**THE TASK:** Write out the whole of the material exactly.

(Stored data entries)
• • • • • • •
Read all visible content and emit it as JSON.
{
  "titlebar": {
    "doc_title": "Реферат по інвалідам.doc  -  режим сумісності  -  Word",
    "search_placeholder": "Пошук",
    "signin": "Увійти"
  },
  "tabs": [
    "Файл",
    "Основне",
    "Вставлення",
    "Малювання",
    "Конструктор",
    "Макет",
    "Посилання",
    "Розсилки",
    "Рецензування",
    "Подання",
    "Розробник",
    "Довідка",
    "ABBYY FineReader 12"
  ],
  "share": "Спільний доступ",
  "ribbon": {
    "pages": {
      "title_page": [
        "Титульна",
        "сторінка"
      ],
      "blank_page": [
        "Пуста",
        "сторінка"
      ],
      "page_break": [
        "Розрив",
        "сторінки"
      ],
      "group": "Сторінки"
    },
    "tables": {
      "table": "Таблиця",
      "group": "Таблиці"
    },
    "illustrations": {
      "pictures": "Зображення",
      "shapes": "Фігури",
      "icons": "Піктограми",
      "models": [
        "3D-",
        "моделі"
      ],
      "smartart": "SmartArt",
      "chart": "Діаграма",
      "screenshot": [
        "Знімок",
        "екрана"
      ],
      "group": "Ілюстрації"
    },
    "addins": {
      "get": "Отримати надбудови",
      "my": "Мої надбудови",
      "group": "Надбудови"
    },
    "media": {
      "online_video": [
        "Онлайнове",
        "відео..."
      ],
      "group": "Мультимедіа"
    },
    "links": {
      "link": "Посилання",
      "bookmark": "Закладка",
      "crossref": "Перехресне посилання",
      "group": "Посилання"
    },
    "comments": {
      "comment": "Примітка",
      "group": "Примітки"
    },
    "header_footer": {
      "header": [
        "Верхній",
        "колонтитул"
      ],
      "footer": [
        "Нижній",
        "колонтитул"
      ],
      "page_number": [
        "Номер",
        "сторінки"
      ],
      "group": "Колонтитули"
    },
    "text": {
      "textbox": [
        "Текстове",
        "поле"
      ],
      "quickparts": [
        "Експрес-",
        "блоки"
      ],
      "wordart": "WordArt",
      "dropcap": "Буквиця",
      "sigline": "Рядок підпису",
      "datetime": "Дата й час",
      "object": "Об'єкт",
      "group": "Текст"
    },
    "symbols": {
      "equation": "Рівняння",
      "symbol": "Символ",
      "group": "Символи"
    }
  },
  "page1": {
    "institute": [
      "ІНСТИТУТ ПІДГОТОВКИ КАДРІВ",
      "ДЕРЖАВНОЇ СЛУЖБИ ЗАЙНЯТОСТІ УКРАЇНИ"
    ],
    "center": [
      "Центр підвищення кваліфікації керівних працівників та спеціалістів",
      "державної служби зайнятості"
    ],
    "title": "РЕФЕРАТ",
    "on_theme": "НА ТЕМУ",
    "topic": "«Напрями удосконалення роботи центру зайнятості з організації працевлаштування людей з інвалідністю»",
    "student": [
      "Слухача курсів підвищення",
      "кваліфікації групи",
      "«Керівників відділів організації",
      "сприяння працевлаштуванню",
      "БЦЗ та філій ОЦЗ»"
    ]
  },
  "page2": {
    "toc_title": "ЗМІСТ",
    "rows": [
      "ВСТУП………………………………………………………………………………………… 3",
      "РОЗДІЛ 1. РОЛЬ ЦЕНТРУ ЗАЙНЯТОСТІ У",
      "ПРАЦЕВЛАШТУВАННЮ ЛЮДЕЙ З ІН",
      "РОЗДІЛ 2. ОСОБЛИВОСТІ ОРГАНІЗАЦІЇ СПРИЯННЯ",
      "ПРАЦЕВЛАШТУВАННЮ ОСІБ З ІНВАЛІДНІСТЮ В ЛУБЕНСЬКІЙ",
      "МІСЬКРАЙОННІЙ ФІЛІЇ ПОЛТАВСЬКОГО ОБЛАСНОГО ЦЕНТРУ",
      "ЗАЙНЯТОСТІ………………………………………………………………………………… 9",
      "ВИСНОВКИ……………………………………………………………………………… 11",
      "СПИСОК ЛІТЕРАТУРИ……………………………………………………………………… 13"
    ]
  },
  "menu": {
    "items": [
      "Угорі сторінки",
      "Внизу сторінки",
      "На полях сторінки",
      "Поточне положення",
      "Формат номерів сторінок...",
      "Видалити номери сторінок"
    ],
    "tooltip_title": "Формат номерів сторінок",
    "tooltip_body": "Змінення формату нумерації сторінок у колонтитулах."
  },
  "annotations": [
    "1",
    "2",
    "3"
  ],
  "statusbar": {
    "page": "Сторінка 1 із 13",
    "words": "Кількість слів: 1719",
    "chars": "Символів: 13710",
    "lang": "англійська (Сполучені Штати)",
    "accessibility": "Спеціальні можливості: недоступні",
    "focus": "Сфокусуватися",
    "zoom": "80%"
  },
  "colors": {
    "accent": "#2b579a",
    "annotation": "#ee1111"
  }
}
• • • • • • •
**IN RESPONSE:**
Read all visible content and emit it as JSON.
{
  "titlebar": {
    "doc_title": "Реферат по інвалідам.doc  -  режим сумісності  -  Word",
    "search_placeholder": "Пошук",
    "signin": "Увійти"
  },
  "tabs": [
    "Файл",
    "Основне",
    "Вставлення",
    "Малювання",
    "Конструктор",
    "Макет",
    "Посилання",
    "Розсилки",
    "Рецензування",
    "Подання",
    "Розробник",
    "Довідка",
    "ABBYY FineReader 12"
  ],
  "share": "Спільний доступ",
  "ribbon": {
    "pages": {
      "title_page": [
        "Титульна",
        "сторінка"
      ],
      "blank_page": [
        "Пуста",
        "сторінка"
      ],
      "page_break": [
        "Розрив",
        "сторінки"
      ],
      "group": "Сторінки"
    },
    "tables": {
      "table": "Таблиця",
      "group": "Таблиці"
    },
    "illustrations": {
      "pictures": "Зображення",
      "shapes": "Фігури",
      "icons": "Піктограми",
      "models": [
        "3D-",
        "моделі"
      ],
      "smartart": "SmartArt",
      "chart": "Діаграма",
      "screenshot": [
        "Знімок",
        "екрана"
      ],
      "group": "Ілюстрації"
    },
    "addins": {
      "get": "Отримати надбудови",
      "my": "Мої надбудови",
      "group": "Надбудови"
    },
    "media": {
      "online_video": [
        "Онлайнове",
        "відео..."
      ],
      "group": "Мультимедіа"
    },
    "links": {
      "link": "Посилання",
      "bookmark": "Закладка",
      "crossref": "Перехресне посилання",
      "group": "Посилання"
    },
    "comments": {
      "comment": "Примітка",
      "group": "Примітки"
    },
    "header_footer": {
      "header": [
        "Верхній",
        "колонтитул"
      ],
      "footer": [
        "Нижній",
        "колонтитул"
      ],
      "page_number": [
        "Номер",
        "сторінки"
      ],
      "group": "Колонтитули"
    },
    "text": {
      "textbox": [
        "Текстове",
        "поле"
      ],
      "quickparts": [
        "Експрес-",
        "блоки"
      ],
      "wordart": "WordArt",
      "dropcap": "Буквиця",
      "sigline": "Рядок підпису",
      "datetime": "Дата й час",
      "object": "Об'єкт",
      "group": "Текст"
    },
    "symbols": {
      "equation": "Рівняння",
      "symbol": "Символ",
      "group": "Символи"
    }
  },
  "page1": {
    "institute": [
      "ІНСТИТУТ ПІДГОТОВКИ КАДРІВ",
      "ДЕРЖАВНОЇ СЛУЖБИ ЗАЙНЯТОСТІ УКРАЇНИ"
    ],
    "center": [
      "Центр підвищення кваліфікації керівних працівників та спеціалістів",
      "державної служби зайнятості"
    ],
    "title": "РЕФЕРАТ",
    "on_theme": "НА ТЕМУ",
    "topic": "«Напрями удосконалення роботи центру зайнятості з організації працевлаштування людей з інвалідністю»",
    "student": [
      "Слухача курсів підвищення",
      "кваліфікації групи",
      "«Керівників відділів організації",
      "сприяння працевлаштуванню",
      "БЦЗ та філій ОЦЗ»"
    ]
  },
  "page2": {
    "toc_title": "ЗМІСТ",
    "rows": [
      "ВСТУП………………………………………………………………………………………… 3",
      "РОЗДІЛ 1. РОЛЬ ЦЕНТРУ ЗАЙНЯТОСТІ У",
      "ПРАЦЕВЛАШТУВАННЮ ЛЮДЕЙ З ІН",
      "РОЗДІЛ 2. ОСОБЛИВОСТІ ОРГАНІЗАЦІЇ СПРИЯННЯ",
      "ПРАЦЕВЛАШТУВАННЮ ОСІБ З ІНВАЛІДНІСТЮ В ЛУБЕНСЬКІЙ",
      "МІСЬКРАЙОННІЙ ФІЛІЇ ПОЛТАВСЬКОГО ОБЛАСНОГО ЦЕНТРУ",
      "ЗАЙНЯТОСТІ………………………………………………………………………………… 9",
      "ВИСНОВКИ……………………………………………………………………………… 11",
      "СПИСОК ЛІТЕРАТУРИ……………………………………………………………………… 13"
    ]
  },
  "menu": {
    "items": [
      "Угорі сторінки",
      "Внизу сторінки",
      "На полях сторінки",
      "Поточне положення",
      "Формат номерів сторінок...",
      "Видалити номери сторінок"
    ],
    "tooltip_title": "Формат номерів сторінок",
    "tooltip_body": "Змінення формату нумерації сторінок у колонтитулах."
  },
  "annotations": [
    "1",
    "2",
    "3"
  ],
  "statusbar": {
    "page": "Сторінка 1 із 13",
    "words": "Кількість слів: 1719",
    "chars": "Символів: 13710",
    "lang": "англійська (Сполучені Штати)",
    "accessibility": "Спеціальні можливості: недоступні",
    "focus": "Сфокусуватися",
    "zoom": "80%"
  },
  "colors": {
    "accent": "#2b579a",
    "annotation": "#ee1111"
  }
}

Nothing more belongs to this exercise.